--- START Record excerpts ---

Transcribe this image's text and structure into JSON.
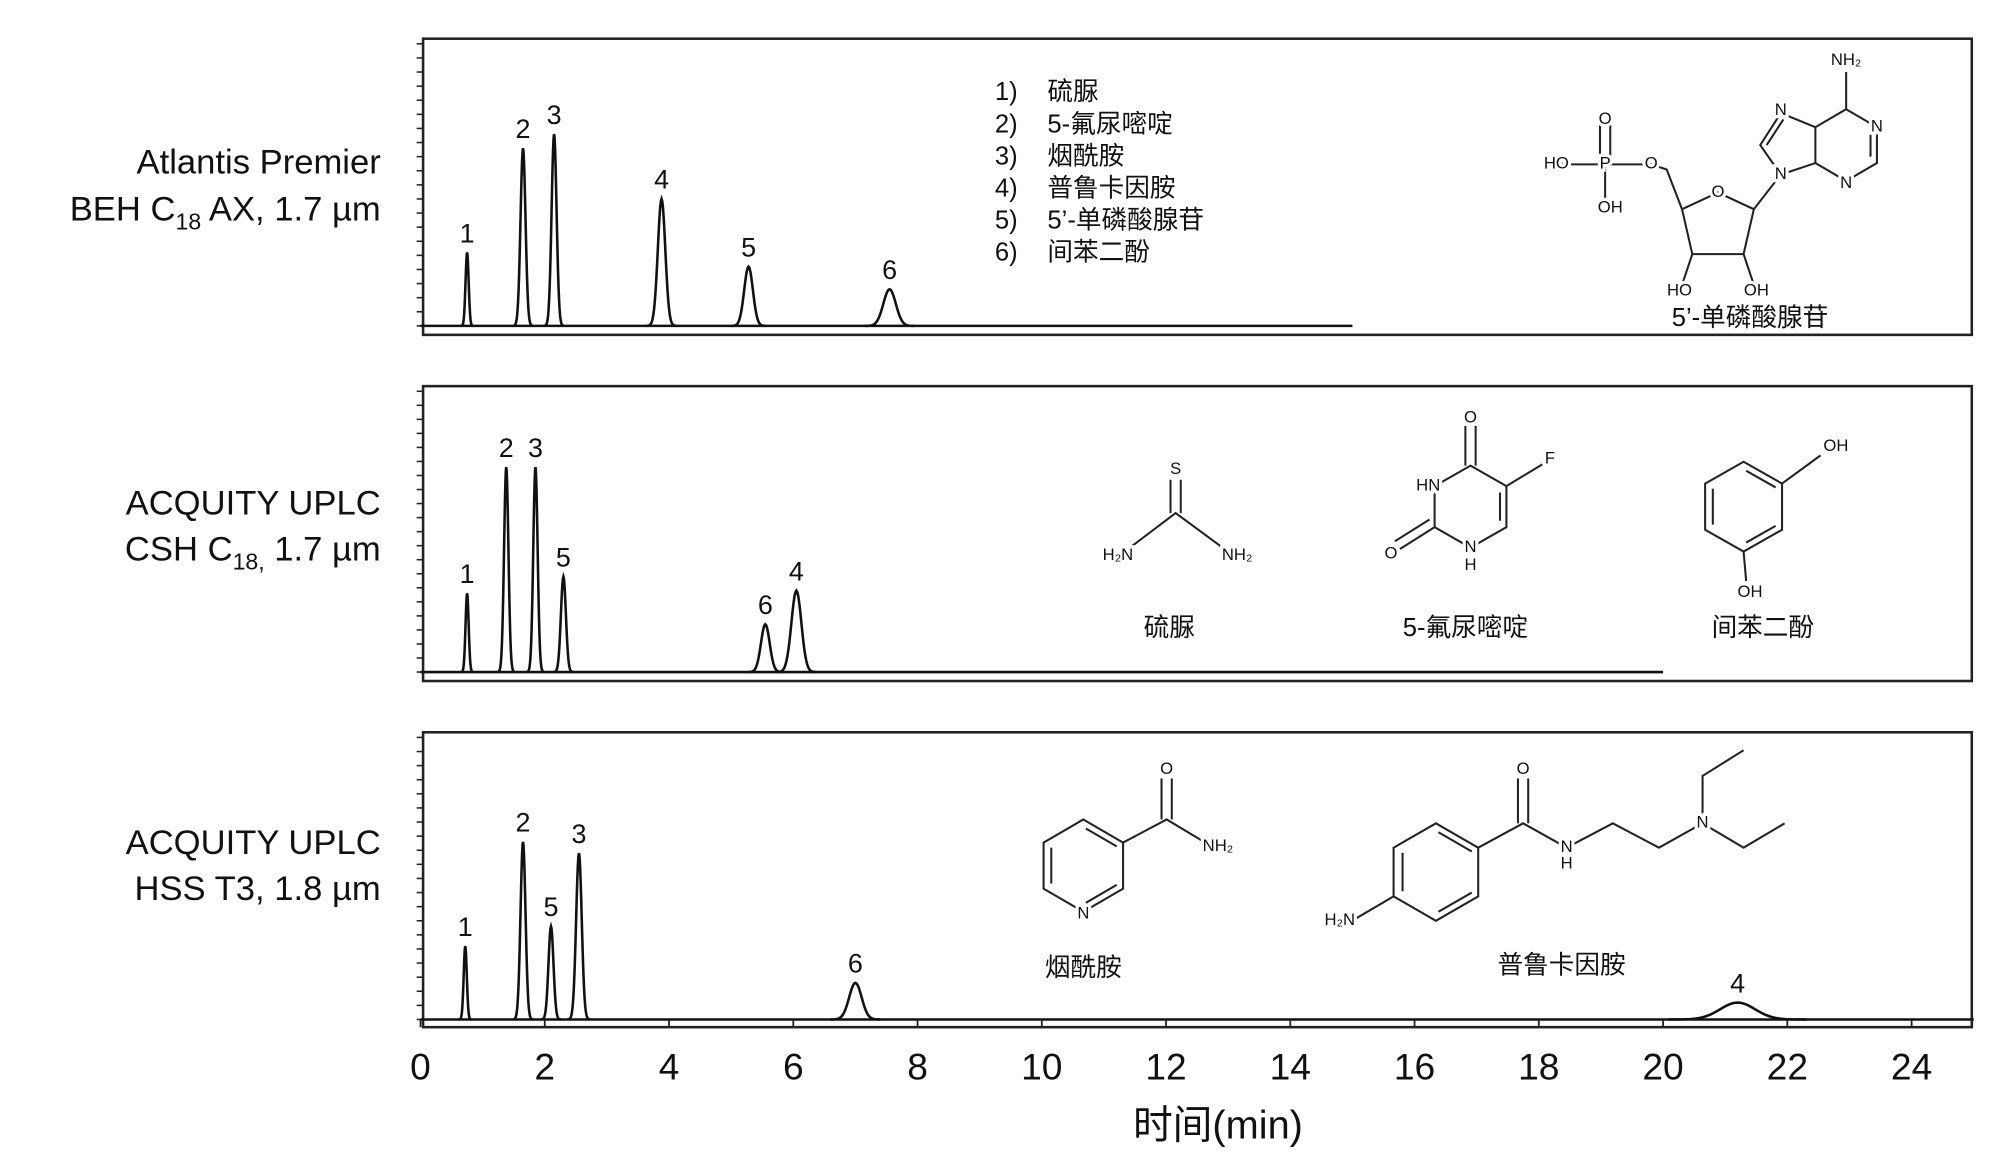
{
  "chart_data": [
    {
      "type": "line",
      "label": {
        "line1": "Atlantis Premier",
        "line2": "BEH C",
        "sub": "18",
        "line2_end": " AX, 1.7 µm"
      },
      "xlim": [
        0,
        25
      ],
      "ylim": [
        0,
        100
      ],
      "yticks": [
        0,
        5,
        10,
        15,
        20,
        25,
        30,
        35,
        40,
        45,
        50,
        55,
        60,
        65,
        70,
        75,
        80,
        85,
        90,
        95,
        100
      ],
      "x_end": 15,
      "peaks": {
        "x": [
          0.75,
          1.65,
          2.15,
          3.88,
          5.28,
          7.55
        ],
        "values": [
          26,
          63,
          68,
          45,
          21,
          13
        ],
        "widths": [
          0.025,
          0.04,
          0.04,
          0.06,
          0.07,
          0.1
        ],
        "labels": [
          "1",
          "2",
          "3",
          "4",
          "5",
          "6"
        ],
        "colors": [
          "#111111",
          "#111111",
          "#1b7fa6",
          "#1b7fa6",
          "#c8202a",
          "#111111"
        ]
      }
    },
    {
      "type": "line",
      "label": {
        "line1": "ACQUITY UPLC",
        "line2": "CSH C",
        "sub": "18,",
        "line2_end": " 1.7 µm"
      },
      "xlim": [
        0,
        25
      ],
      "ylim": [
        0,
        100
      ],
      "yticks": [
        0,
        5,
        10,
        15,
        20,
        25,
        30,
        35,
        40,
        45,
        50,
        55,
        60,
        65,
        70,
        75,
        80,
        85,
        90,
        95,
        100
      ],
      "x_end": 20,
      "peaks": {
        "x": [
          0.75,
          1.38,
          1.85,
          2.3,
          5.55,
          6.05
        ],
        "values": [
          28,
          73,
          73,
          34,
          17,
          29
        ],
        "widths": [
          0.025,
          0.035,
          0.035,
          0.04,
          0.07,
          0.08
        ],
        "labels": [
          "1",
          "2",
          "3",
          "5",
          "6",
          "4"
        ],
        "colors": [
          "#111111",
          "#111111",
          "#1b7fa6",
          "#c8202a",
          "#111111",
          "#1b7fa6"
        ]
      }
    },
    {
      "type": "line",
      "label": {
        "line1": "ACQUITY UPLC",
        "line2": "HSS T3, 1.8 µm"
      },
      "xlim": [
        0,
        25
      ],
      "ylim": [
        0,
        100
      ],
      "yticks": [
        0,
        5,
        10,
        15,
        20,
        25,
        30,
        35,
        40,
        45,
        50,
        55,
        60,
        65,
        70,
        75,
        80,
        85,
        90,
        95,
        100
      ],
      "x_end": 25,
      "peaks": {
        "x": [
          0.72,
          1.65,
          2.1,
          2.55,
          7.0,
          21.2
        ],
        "values": [
          26,
          63,
          33,
          59,
          13,
          6
        ],
        "widths": [
          0.025,
          0.04,
          0.04,
          0.045,
          0.1,
          0.28
        ],
        "labels": [
          "1",
          "2",
          "5",
          "3",
          "6",
          "4"
        ],
        "colors": [
          "#111111",
          "#111111",
          "#c8202a",
          "#1b7fa6",
          "#111111",
          "#1b7fa6"
        ]
      },
      "xticks": [
        0,
        2,
        4,
        6,
        8,
        10,
        12,
        14,
        16,
        18,
        20,
        22,
        24
      ],
      "xlabel": "时间(min)"
    }
  ],
  "legend": [
    {
      "number": "1)",
      "name": "硫脲",
      "color": "#111111"
    },
    {
      "number": "2)",
      "name": "5-氟尿嘧啶",
      "color": "#111111"
    },
    {
      "number": "3)",
      "name": "烟酰胺",
      "color": "#1b7fa6"
    },
    {
      "number": "4)",
      "name": "普鲁卡因胺",
      "color": "#1b7fa6"
    },
    {
      "number": "5)",
      "name": "5’-单磷酸腺苷",
      "color": "#c8202a"
    },
    {
      "number": "6)",
      "name": "间苯二酚",
      "color": "#111111"
    }
  ],
  "structures": [
    {
      "name": "5’-单磷酸腺苷",
      "color": "#c8202a",
      "atoms": [
        "NH₂",
        "N",
        "N",
        "N",
        "N",
        "HO",
        "P",
        "O",
        "OH",
        "O",
        "O",
        "HO",
        "OH"
      ]
    },
    {
      "name": "硫脲",
      "color": "#111111",
      "atoms": [
        "S",
        "H₂N",
        "NH₂"
      ]
    },
    {
      "name": "5-氟尿嘧啶",
      "color": "#111111",
      "atoms": [
        "O",
        "F",
        "HN",
        "O",
        "N",
        "H"
      ]
    },
    {
      "name": "间苯二酚",
      "color": "#111111",
      "atoms": [
        "OH",
        "OH"
      ]
    },
    {
      "name": "烟酰胺",
      "color": "#1b7fa6",
      "atoms": [
        "O",
        "NH₂",
        "N"
      ]
    },
    {
      "name": "普鲁卡因胺",
      "color": "#1b7fa6",
      "atoms": [
        "O",
        "H₂N",
        "N",
        "H",
        "N"
      ]
    }
  ]
}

--- END Record excerpts ---

- **What the exercise asks**
Lines from the records above that hold "number" are the ones to list.

- **Response to the exercise**
      "number": "1)",
      "number": "2)",
      "number": "3)",
      "number": "4)",
      "number": "5)",
      "number": "6)",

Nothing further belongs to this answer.